=== Exercise description ===
In the data that follows, count every line holding the string "Percentile" and give the count alone.

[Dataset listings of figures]
------------------------------
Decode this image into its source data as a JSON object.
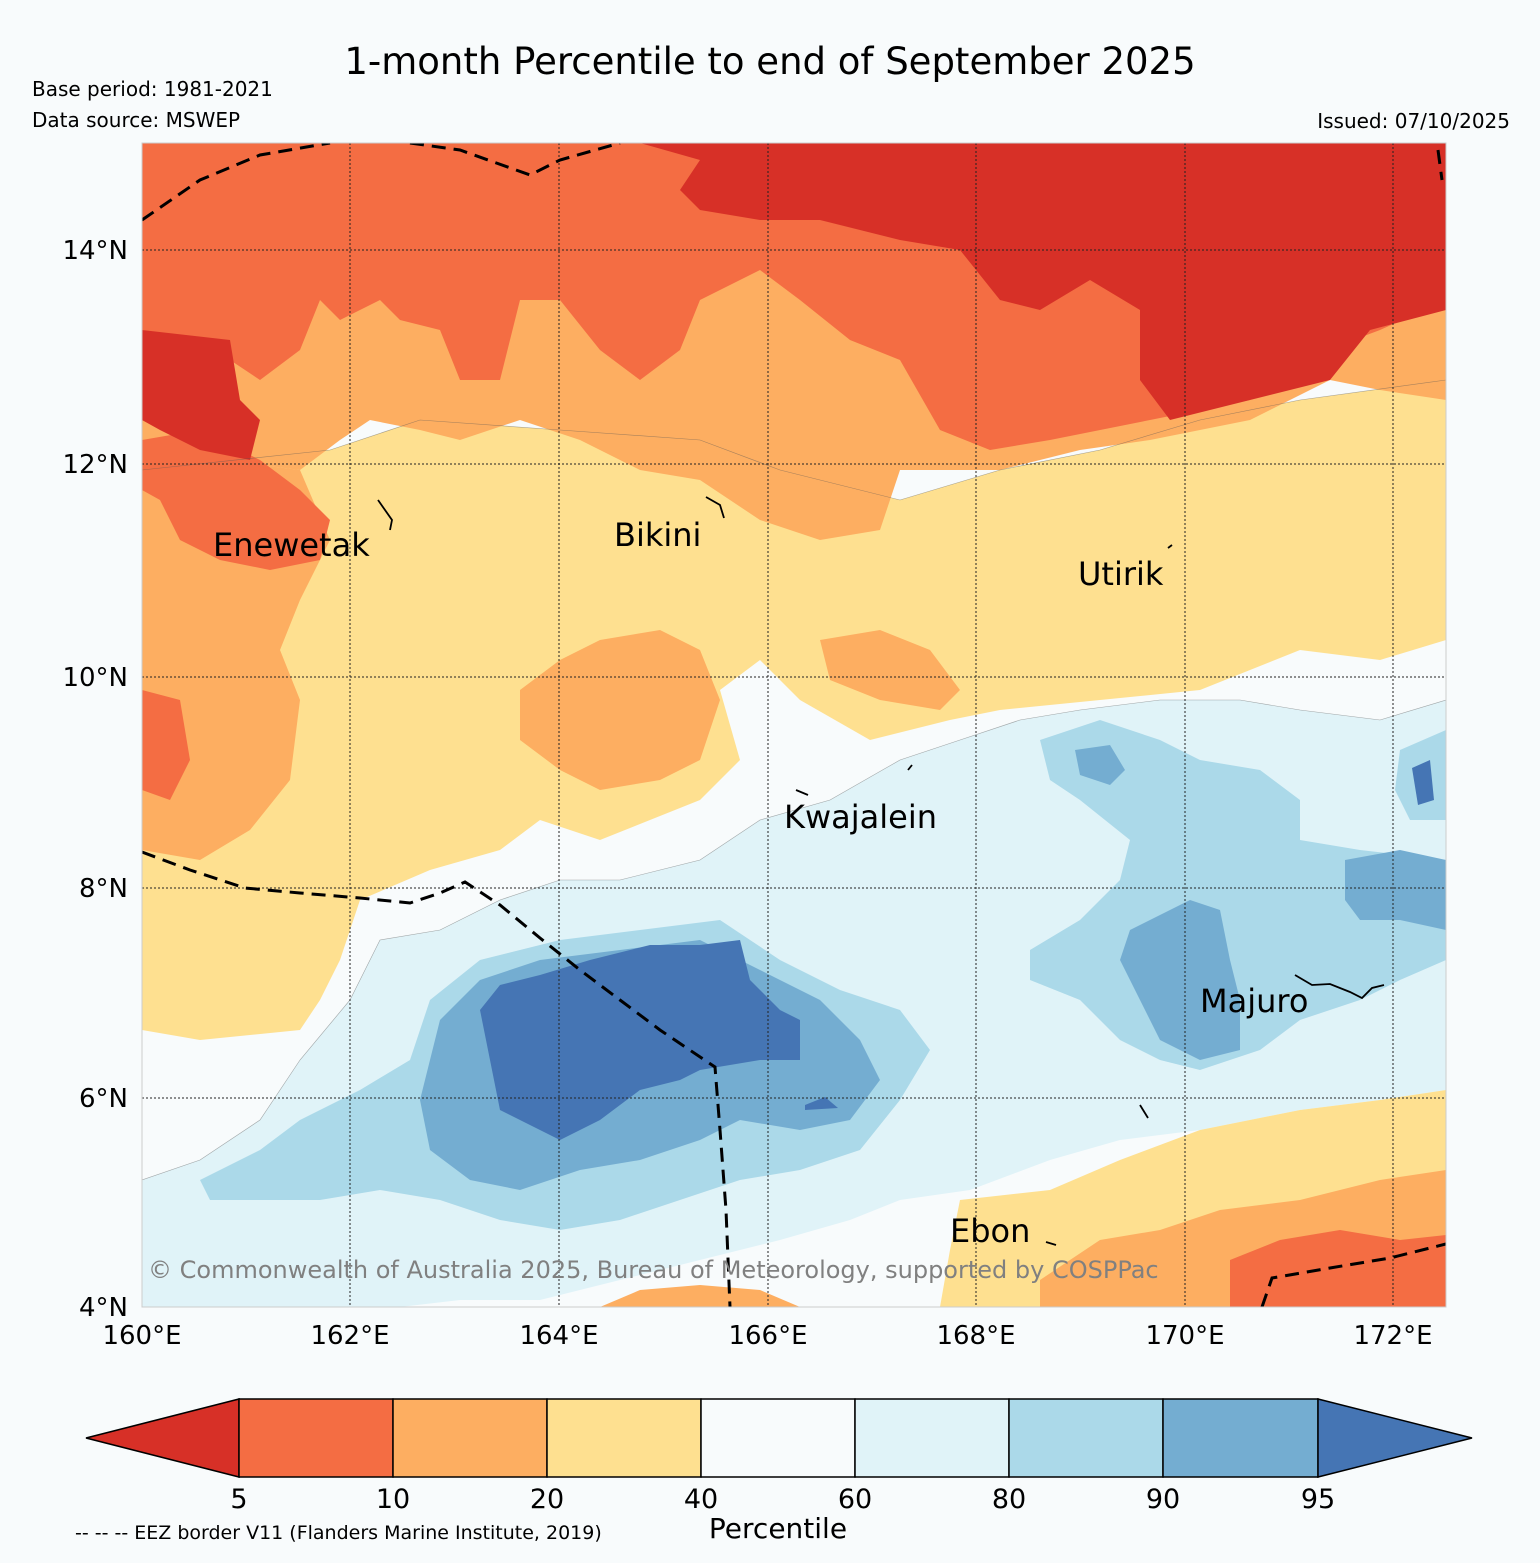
{
  "header": {
    "title": "1-month Percentile to end of September 2025",
    "base_period": "Base period: 1981-2021",
    "data_source": "Data source: MSWEP",
    "issued": "Issued: 07/10/2025"
  },
  "map": {
    "latitude_ticks": [
      "14°N",
      "12°N",
      "10°N",
      "8°N",
      "6°N",
      "4°N"
    ],
    "longitude_ticks": [
      "160°E",
      "162°E",
      "164°E",
      "166°E",
      "168°E",
      "170°E",
      "172°E"
    ],
    "places": [
      {
        "name": "Enewetak"
      },
      {
        "name": "Bikini"
      },
      {
        "name": "Utirik"
      },
      {
        "name": "Kwajalein"
      },
      {
        "name": "Majuro"
      },
      {
        "name": "Ebon"
      }
    ],
    "copyright": "© Commonwealth of Australia 2025, Bureau of Meteorology, supported by COSPPac"
  },
  "colorbar": {
    "title": "Percentile",
    "ticks": [
      "5",
      "10",
      "20",
      "40",
      "60",
      "80",
      "90",
      "95"
    ],
    "colors": {
      "below_5": "#d73027",
      "p5_10": "#f46d43",
      "p10_20": "#fdae61",
      "p20_40": "#fee090",
      "p40_60": "#f8fbfc",
      "p60_80": "#e0f3f8",
      "p80_90": "#abd9e9",
      "p90_95": "#74add1",
      "above_95": "#4575b4"
    }
  },
  "legend": {
    "eez_note": "-- -- -- EEZ border V11 (Flanders Marine Institute, 2019)"
  }
}
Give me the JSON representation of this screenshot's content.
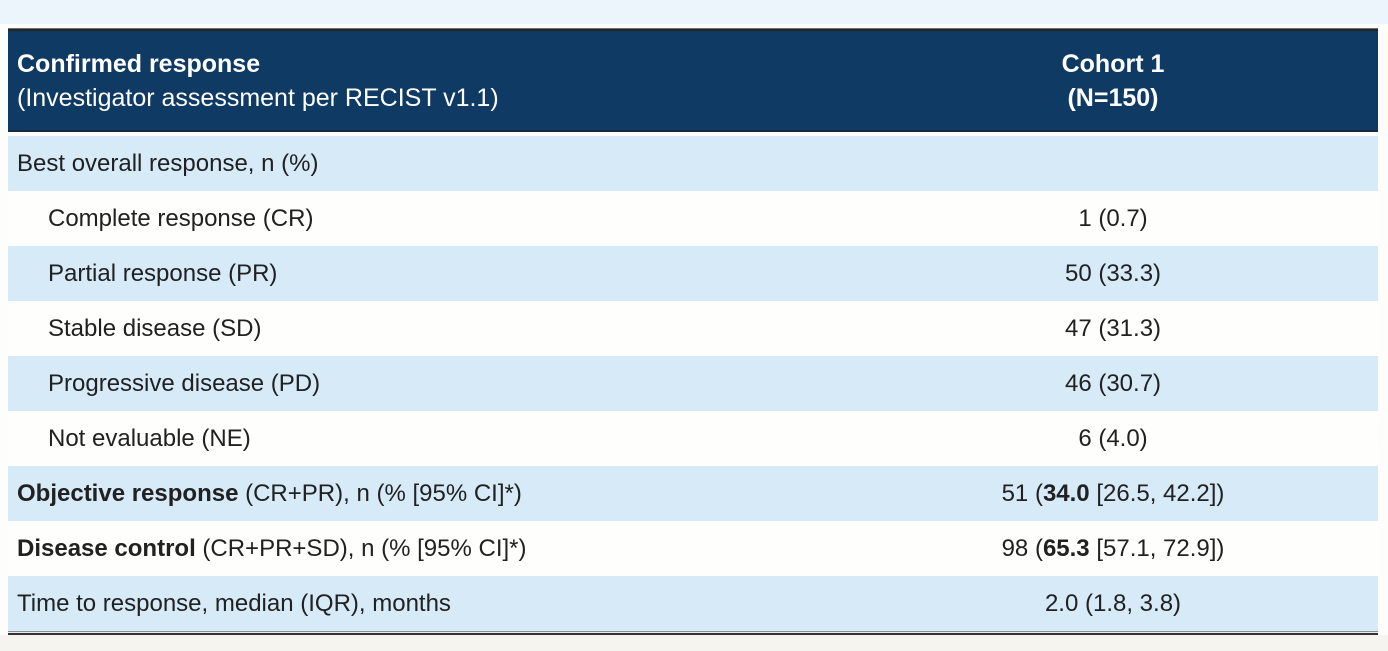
{
  "table": {
    "header": {
      "title_line1": "Confirmed response",
      "title_line2": "(Investigator assessment per RECIST v1.1)",
      "cohort_line1": "Cohort 1",
      "cohort_line2": "(N=150)"
    },
    "rows": [
      {
        "label_bold": "",
        "label": "Best overall response, n (%)",
        "value_pre": "",
        "value_bold": "",
        "value_post": "",
        "indent": false
      },
      {
        "label_bold": "",
        "label": "Complete response (CR)",
        "value_pre": "1 (0.7)",
        "value_bold": "",
        "value_post": "",
        "indent": true
      },
      {
        "label_bold": "",
        "label": "Partial response (PR)",
        "value_pre": "50 (33.3)",
        "value_bold": "",
        "value_post": "",
        "indent": true
      },
      {
        "label_bold": "",
        "label": "Stable disease (SD)",
        "value_pre": "47 (31.3)",
        "value_bold": "",
        "value_post": "",
        "indent": true
      },
      {
        "label_bold": "",
        "label": "Progressive disease (PD)",
        "value_pre": "46 (30.7)",
        "value_bold": "",
        "value_post": "",
        "indent": true
      },
      {
        "label_bold": "",
        "label": "Not evaluable (NE)",
        "value_pre": "6 (4.0)",
        "value_bold": "",
        "value_post": "",
        "indent": true
      },
      {
        "label_bold": "Objective response",
        "label": " (CR+PR), n (% [95% CI]*)",
        "value_pre": "51 (",
        "value_bold": "34.0",
        "value_post": " [26.5, 42.2])",
        "indent": false
      },
      {
        "label_bold": "Disease control",
        "label": " (CR+PR+SD), n (% [95% CI]*)",
        "value_pre": "98 (",
        "value_bold": "65.3",
        "value_post": " [57.1, 72.9])",
        "indent": false
      },
      {
        "label_bold": "",
        "label": "Time to response, median (IQR), months",
        "value_pre": "2.0 (1.8, 3.8)",
        "value_bold": "",
        "value_post": "",
        "indent": false
      }
    ]
  },
  "colors": {
    "header_bg": "#0e3a63",
    "header_text": "#ffffff",
    "row_alt_bg": "#d6eaf8",
    "row_bg": "#fefefd",
    "body_text": "#212121",
    "outer_border": "#333333"
  },
  "chart_data": {
    "type": "table",
    "columns": [
      "Confirmed response (Investigator assessment per RECIST v1.1)",
      "Cohort 1 (N=150)"
    ],
    "rows": [
      [
        "Best overall response, n (%)",
        ""
      ],
      [
        "Complete response (CR)",
        "1 (0.7)"
      ],
      [
        "Partial response (PR)",
        "50 (33.3)"
      ],
      [
        "Stable disease (SD)",
        "47 (31.3)"
      ],
      [
        "Progressive disease (PD)",
        "46 (30.7)"
      ],
      [
        "Not evaluable (NE)",
        "6 (4.0)"
      ],
      [
        "Objective response (CR+PR), n (% [95% CI]*)",
        "51 (34.0 [26.5, 42.2])"
      ],
      [
        "Disease control (CR+PR+SD), n (% [95% CI]*)",
        "98 (65.3 [57.1, 72.9])"
      ],
      [
        "Time to response, median (IQR), months",
        "2.0 (1.8, 3.8)"
      ]
    ]
  }
}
------------------------------
=== Result of this task ===
2